start

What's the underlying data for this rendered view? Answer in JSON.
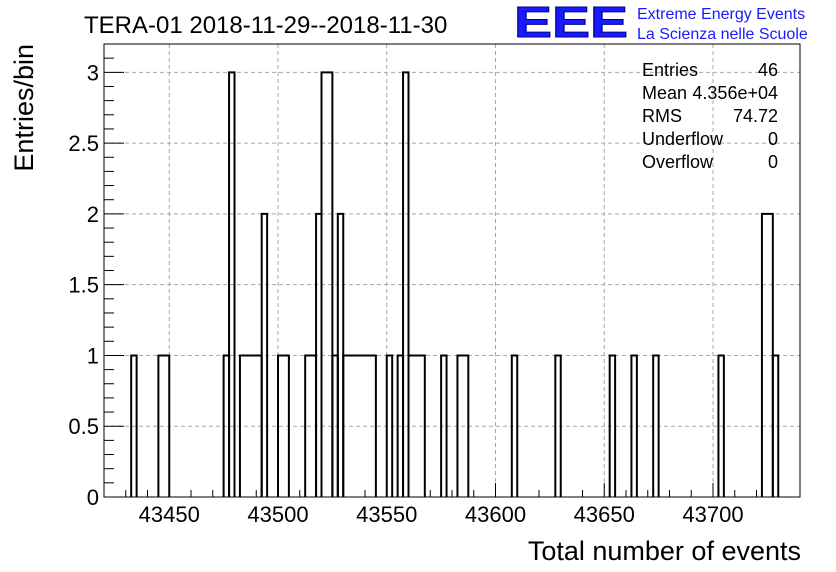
{
  "chart_data": {
    "type": "bar",
    "title": "TERA-01 2018-11-29--2018-11-30",
    "xlabel": "Total number of events",
    "ylabel": "Entries/bin",
    "xlim": [
      43420,
      43740
    ],
    "ylim": [
      0,
      3.2
    ],
    "bin_width": 5,
    "x_ticks": [
      43450,
      43500,
      43550,
      43600,
      43650,
      43700
    ],
    "y_ticks": [
      0,
      0.5,
      1,
      1.5,
      2,
      2.5,
      3
    ],
    "x_tick_labels": [
      "43450",
      "43500",
      "43550",
      "43600",
      "43650",
      "43700"
    ],
    "y_tick_labels": [
      "0",
      "0.5",
      "1",
      "1.5",
      "2",
      "2.5",
      "3"
    ],
    "grid": true,
    "bins": [
      {
        "x_low": 43432.5,
        "x_high": 43435,
        "value": 1
      },
      {
        "x_low": 43445,
        "x_high": 43450,
        "value": 1
      },
      {
        "x_low": 43475,
        "x_high": 43477.5,
        "value": 1
      },
      {
        "x_low": 43477.5,
        "x_high": 43480,
        "value": 3
      },
      {
        "x_low": 43482.5,
        "x_high": 43492.5,
        "value": 1
      },
      {
        "x_low": 43492.5,
        "x_high": 43495,
        "value": 2
      },
      {
        "x_low": 43500,
        "x_high": 43505,
        "value": 1
      },
      {
        "x_low": 43512.5,
        "x_high": 43517.5,
        "value": 1
      },
      {
        "x_low": 43517.5,
        "x_high": 43520,
        "value": 2
      },
      {
        "x_low": 43520,
        "x_high": 43525,
        "value": 3
      },
      {
        "x_low": 43525,
        "x_high": 43527.5,
        "value": 1
      },
      {
        "x_low": 43527.5,
        "x_high": 43530,
        "value": 2
      },
      {
        "x_low": 43530,
        "x_high": 43545,
        "value": 1
      },
      {
        "x_low": 43550,
        "x_high": 43552.5,
        "value": 1
      },
      {
        "x_low": 43555,
        "x_high": 43557.5,
        "value": 1
      },
      {
        "x_low": 43557.5,
        "x_high": 43560,
        "value": 3
      },
      {
        "x_low": 43560,
        "x_high": 43567.5,
        "value": 1
      },
      {
        "x_low": 43575,
        "x_high": 43577.5,
        "value": 1
      },
      {
        "x_low": 43582.5,
        "x_high": 43587.5,
        "value": 1
      },
      {
        "x_low": 43607.5,
        "x_high": 43610,
        "value": 1
      },
      {
        "x_low": 43627.5,
        "x_high": 43630,
        "value": 1
      },
      {
        "x_low": 43652.5,
        "x_high": 43655,
        "value": 1
      },
      {
        "x_low": 43662.5,
        "x_high": 43665,
        "value": 1
      },
      {
        "x_low": 43672.5,
        "x_high": 43675,
        "value": 1
      },
      {
        "x_low": 43702.5,
        "x_high": 43705,
        "value": 1
      },
      {
        "x_low": 43722.5,
        "x_high": 43727.5,
        "value": 2
      },
      {
        "x_low": 43727.5,
        "x_high": 43730,
        "value": 1
      }
    ],
    "stats": [
      {
        "label": "Entries",
        "value": "46"
      },
      {
        "label": "Mean",
        "value": "4.356e+04"
      },
      {
        "label": "RMS",
        "value": "74.72"
      },
      {
        "label": "Underflow",
        "value": "0"
      },
      {
        "label": "Overflow",
        "value": "0"
      }
    ]
  },
  "logo": {
    "mark": "EEE",
    "line1": "Extreme Energy Events",
    "line2": "La Scienza nelle Scuole",
    "color": "#1a1aff"
  }
}
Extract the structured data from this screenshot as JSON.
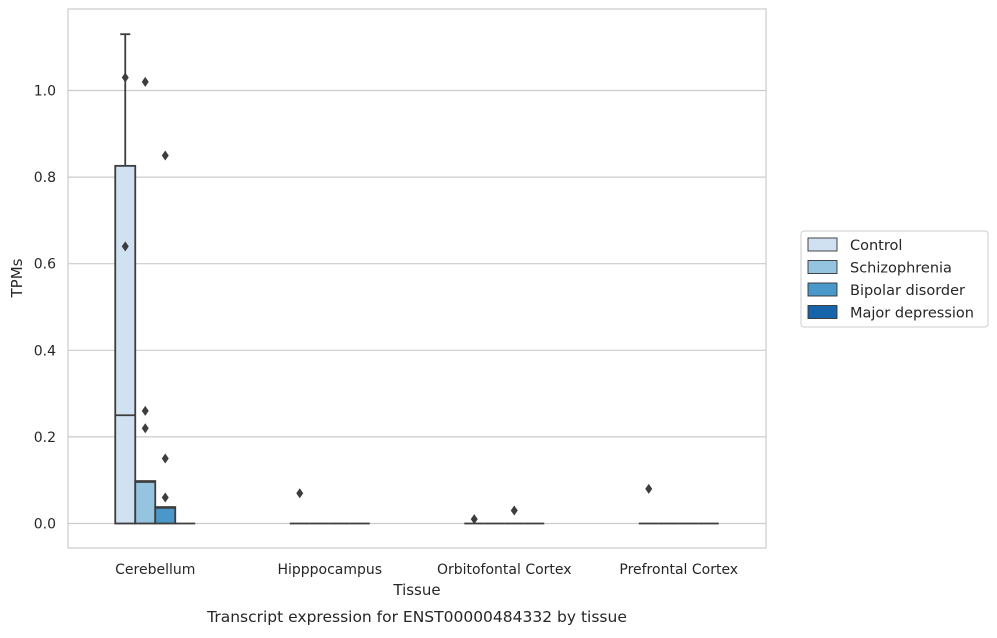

end

PROBLEM DESCRIPTION — Reproduce all of the material exactly, apart from the pictures.

FINISHED EXERCISE —
What's the underlying data for this rendered view? Answer in JSON.
{
  "chart_data": {
    "type": "bar",
    "title": "TERA-01 2018-11-29--2018-11-30",
    "xlabel": "Total number of events",
    "ylabel": "Entries/bin",
    "xlim": [
      43420,
      43740
    ],
    "ylim": [
      0,
      3.2
    ],
    "bin_width": 5,
    "x_ticks": [
      43450,
      43500,
      43550,
      43600,
      43650,
      43700
    ],
    "y_ticks": [
      0,
      0.5,
      1,
      1.5,
      2,
      2.5,
      3
    ],
    "x_tick_labels": [
      "43450",
      "43500",
      "43550",
      "43600",
      "43650",
      "43700"
    ],
    "y_tick_labels": [
      "0",
      "0.5",
      "1",
      "1.5",
      "2",
      "2.5",
      "3"
    ],
    "grid": true,
    "bins": [
      {
        "x_low": 43432.5,
        "x_high": 43435,
        "value": 1
      },
      {
        "x_low": 43445,
        "x_high": 43450,
        "value": 1
      },
      {
        "x_low": 43475,
        "x_high": 43477.5,
        "value": 1
      },
      {
        "x_low": 43477.5,
        "x_high": 43480,
        "value": 3
      },
      {
        "x_low": 43482.5,
        "x_high": 43492.5,
        "value": 1
      },
      {
        "x_low": 43492.5,
        "x_high": 43495,
        "value": 2
      },
      {
        "x_low": 43500,
        "x_high": 43505,
        "value": 1
      },
      {
        "x_low": 43512.5,
        "x_high": 43517.5,
        "value": 1
      },
      {
        "x_low": 43517.5,
        "x_high": 43520,
        "value": 2
      },
      {
        "x_low": 43520,
        "x_high": 43525,
        "value": 3
      },
      {
        "x_low": 43525,
        "x_high": 43527.5,
        "value": 1
      },
      {
        "x_low": 43527.5,
        "x_high": 43530,
        "value": 2
      },
      {
        "x_low": 43530,
        "x_high": 43545,
        "value": 1
      },
      {
        "x_low": 43550,
        "x_high": 43552.5,
        "value": 1
      },
      {
        "x_low": 43555,
        "x_high": 43557.5,
        "value": 1
      },
      {
        "x_low": 43557.5,
        "x_high": 43560,
        "value": 3
      },
      {
        "x_low": 43560,
        "x_high": 43567.5,
        "value": 1
      },
      {
        "x_low": 43575,
        "x_high": 43577.5,
        "value": 1
      },
      {
        "x_low": 43582.5,
        "x_high": 43587.5,
        "value": 1
      },
      {
        "x_low": 43607.5,
        "x_high": 43610,
        "value": 1
      },
      {
        "x_low": 43627.5,
        "x_high": 43630,
        "value": 1
      },
      {
        "x_low": 43652.5,
        "x_high": 43655,
        "value": 1
      },
      {
        "x_low": 43662.5,
        "x_high": 43665,
        "value": 1
      },
      {
        "x_low": 43672.5,
        "x_high": 43675,
        "value": 1
      },
      {
        "x_low": 43702.5,
        "x_high": 43705,
        "value": 1
      },
      {
        "x_low": 43722.5,
        "x_high": 43727.5,
        "value": 2
      },
      {
        "x_low": 43727.5,
        "x_high": 43730,
        "value": 1
      }
    ],
    "stats": [
      {
        "label": "Entries",
        "value": "46"
      },
      {
        "label": "Mean",
        "value": "4.356e+04"
      },
      {
        "label": "RMS",
        "value": "74.72"
      },
      {
        "label": "Underflow",
        "value": "0"
      },
      {
        "label": "Overflow",
        "value": "0"
      }
    ]
  },
  "logo": {
    "mark": "EEE",
    "line1": "Extreme Energy Events",
    "line2": "La Scienza nelle Scuole",
    "color": "#1a1aff"
  }
}
Extract the structured data from this screenshot as JSON.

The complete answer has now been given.